Which lines in the records below contain the word "JSON"? Copy each one out.

(Dataset excerpts)
# # # # # # #

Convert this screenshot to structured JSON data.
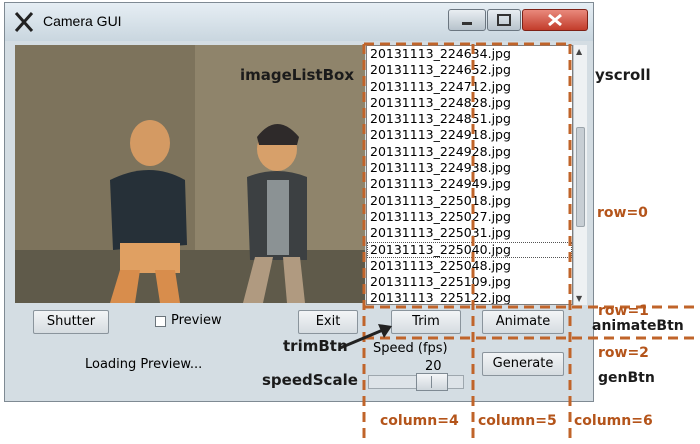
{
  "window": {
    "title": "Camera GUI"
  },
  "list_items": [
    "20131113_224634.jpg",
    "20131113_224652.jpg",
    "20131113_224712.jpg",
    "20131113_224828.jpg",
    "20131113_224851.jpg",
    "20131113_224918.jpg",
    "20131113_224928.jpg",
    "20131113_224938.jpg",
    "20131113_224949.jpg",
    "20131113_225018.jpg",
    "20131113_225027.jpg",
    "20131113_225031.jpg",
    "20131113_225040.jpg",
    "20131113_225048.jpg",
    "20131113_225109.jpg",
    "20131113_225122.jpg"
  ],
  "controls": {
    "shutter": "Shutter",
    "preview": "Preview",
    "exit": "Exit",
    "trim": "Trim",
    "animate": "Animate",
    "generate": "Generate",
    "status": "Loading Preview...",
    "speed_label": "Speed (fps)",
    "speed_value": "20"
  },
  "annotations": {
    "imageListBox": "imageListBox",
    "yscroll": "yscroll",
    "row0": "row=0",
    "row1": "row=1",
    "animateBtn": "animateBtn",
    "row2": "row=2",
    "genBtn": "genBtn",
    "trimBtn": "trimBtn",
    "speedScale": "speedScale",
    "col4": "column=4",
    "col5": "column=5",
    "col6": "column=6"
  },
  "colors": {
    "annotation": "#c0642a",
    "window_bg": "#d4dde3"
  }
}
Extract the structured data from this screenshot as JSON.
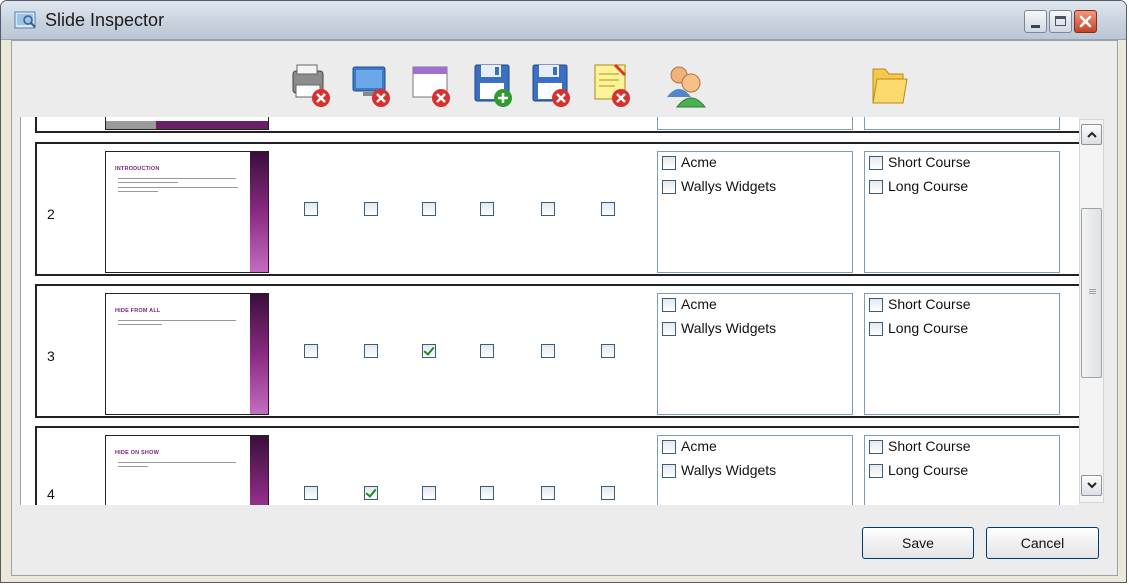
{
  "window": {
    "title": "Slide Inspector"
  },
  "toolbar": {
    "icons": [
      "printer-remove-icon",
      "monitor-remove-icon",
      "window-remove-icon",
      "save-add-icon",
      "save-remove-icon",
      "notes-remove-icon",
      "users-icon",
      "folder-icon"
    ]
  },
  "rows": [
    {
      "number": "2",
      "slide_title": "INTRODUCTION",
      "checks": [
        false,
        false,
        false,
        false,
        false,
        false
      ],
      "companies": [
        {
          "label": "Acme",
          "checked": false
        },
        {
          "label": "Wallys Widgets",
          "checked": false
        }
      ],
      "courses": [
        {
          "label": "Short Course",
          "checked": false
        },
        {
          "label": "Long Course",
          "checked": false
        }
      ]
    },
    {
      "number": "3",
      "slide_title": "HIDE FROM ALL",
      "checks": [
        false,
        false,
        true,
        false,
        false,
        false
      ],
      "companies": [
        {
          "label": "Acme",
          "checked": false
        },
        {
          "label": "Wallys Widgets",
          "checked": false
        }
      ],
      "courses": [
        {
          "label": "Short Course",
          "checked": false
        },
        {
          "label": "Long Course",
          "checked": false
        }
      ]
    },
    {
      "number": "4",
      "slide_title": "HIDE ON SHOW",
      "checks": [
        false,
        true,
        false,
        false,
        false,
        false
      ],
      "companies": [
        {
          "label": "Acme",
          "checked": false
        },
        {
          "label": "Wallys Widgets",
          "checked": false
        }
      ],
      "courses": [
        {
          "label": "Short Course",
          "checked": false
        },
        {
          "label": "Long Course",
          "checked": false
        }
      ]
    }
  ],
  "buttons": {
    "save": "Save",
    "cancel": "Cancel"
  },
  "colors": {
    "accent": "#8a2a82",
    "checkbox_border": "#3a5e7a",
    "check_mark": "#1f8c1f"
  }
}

# # # # # # #

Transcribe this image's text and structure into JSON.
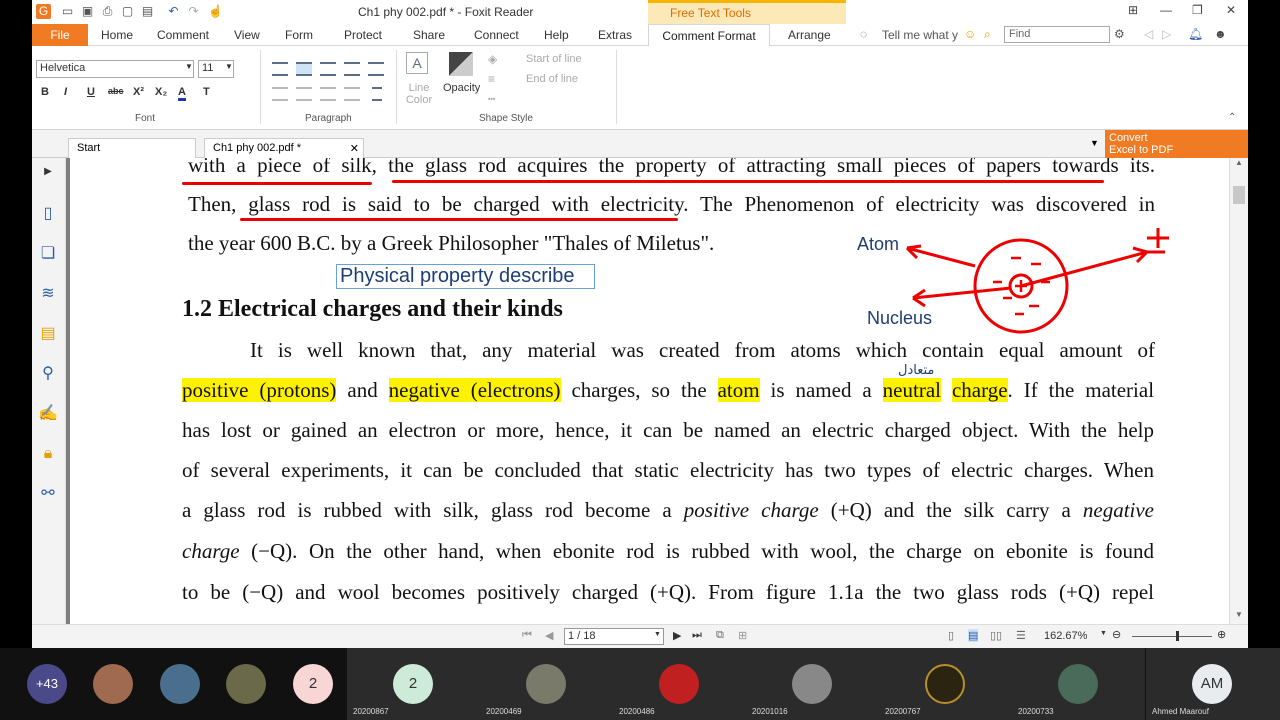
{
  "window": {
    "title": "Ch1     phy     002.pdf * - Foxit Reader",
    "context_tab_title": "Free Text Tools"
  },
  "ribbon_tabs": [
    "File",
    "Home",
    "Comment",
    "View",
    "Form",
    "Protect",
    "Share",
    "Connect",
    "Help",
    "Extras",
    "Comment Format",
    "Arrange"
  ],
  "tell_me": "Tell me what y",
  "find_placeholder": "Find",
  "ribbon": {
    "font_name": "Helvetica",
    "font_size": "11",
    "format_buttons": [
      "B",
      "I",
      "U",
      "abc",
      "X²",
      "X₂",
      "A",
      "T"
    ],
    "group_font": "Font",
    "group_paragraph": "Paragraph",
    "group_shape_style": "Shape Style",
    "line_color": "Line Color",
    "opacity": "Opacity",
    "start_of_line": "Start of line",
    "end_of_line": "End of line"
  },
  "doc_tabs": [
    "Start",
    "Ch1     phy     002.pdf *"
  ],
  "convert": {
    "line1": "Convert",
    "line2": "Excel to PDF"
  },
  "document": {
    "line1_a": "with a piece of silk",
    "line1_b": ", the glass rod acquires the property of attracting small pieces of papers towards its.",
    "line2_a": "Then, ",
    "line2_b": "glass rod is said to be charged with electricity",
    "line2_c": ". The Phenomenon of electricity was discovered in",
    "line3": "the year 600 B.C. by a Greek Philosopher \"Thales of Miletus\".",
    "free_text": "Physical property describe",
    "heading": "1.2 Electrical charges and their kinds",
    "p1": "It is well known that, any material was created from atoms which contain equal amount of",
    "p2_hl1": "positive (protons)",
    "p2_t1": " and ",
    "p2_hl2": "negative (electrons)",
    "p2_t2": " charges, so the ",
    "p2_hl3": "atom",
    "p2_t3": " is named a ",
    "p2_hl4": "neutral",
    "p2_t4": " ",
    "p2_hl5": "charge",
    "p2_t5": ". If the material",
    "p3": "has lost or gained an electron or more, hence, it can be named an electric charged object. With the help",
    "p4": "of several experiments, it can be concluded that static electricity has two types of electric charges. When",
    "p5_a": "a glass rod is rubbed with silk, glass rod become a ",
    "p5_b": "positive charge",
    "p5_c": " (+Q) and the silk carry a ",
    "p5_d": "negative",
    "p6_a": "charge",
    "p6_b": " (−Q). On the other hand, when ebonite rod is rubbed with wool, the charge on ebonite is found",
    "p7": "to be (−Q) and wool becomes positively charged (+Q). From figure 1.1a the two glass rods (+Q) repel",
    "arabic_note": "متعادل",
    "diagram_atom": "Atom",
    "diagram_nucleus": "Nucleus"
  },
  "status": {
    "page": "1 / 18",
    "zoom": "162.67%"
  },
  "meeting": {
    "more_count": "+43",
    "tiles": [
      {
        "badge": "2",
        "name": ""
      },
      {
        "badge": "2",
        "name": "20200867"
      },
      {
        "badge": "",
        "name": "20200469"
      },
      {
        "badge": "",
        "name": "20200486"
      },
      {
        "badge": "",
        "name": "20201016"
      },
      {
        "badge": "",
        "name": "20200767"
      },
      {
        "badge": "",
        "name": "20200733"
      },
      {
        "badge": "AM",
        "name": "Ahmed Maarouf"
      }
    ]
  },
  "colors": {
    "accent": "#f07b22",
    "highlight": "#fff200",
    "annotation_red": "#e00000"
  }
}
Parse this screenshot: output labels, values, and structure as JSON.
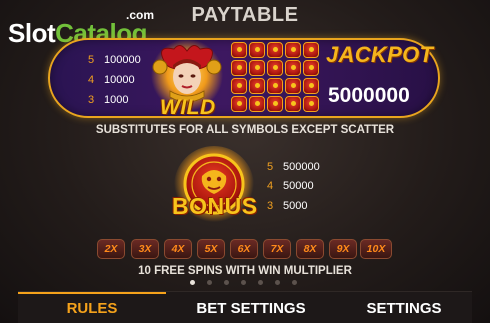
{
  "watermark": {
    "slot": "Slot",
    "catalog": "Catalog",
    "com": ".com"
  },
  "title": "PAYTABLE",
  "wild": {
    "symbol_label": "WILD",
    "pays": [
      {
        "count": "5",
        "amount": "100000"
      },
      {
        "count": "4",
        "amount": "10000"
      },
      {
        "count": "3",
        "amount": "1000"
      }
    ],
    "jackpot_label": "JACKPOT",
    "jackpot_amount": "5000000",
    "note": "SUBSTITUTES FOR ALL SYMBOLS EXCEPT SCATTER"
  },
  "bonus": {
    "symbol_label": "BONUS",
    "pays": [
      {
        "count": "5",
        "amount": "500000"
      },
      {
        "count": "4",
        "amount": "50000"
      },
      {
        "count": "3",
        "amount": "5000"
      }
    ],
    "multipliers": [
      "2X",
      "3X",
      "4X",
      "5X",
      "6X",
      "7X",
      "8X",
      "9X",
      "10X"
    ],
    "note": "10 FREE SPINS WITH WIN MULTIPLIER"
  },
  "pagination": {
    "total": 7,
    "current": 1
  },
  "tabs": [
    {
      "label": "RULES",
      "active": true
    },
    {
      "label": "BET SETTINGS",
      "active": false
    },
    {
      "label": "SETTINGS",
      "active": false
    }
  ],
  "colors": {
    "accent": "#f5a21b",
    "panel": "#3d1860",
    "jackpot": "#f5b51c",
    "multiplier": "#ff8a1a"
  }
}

# # # # # # #

> _RESULT_:
Convert this screenshot to structured JSON data.
Extract the structured data from this screenshot as JSON.
Transcribe this image's text and structure into JSON.
Parse this screenshot: output labels, values, and structure as JSON.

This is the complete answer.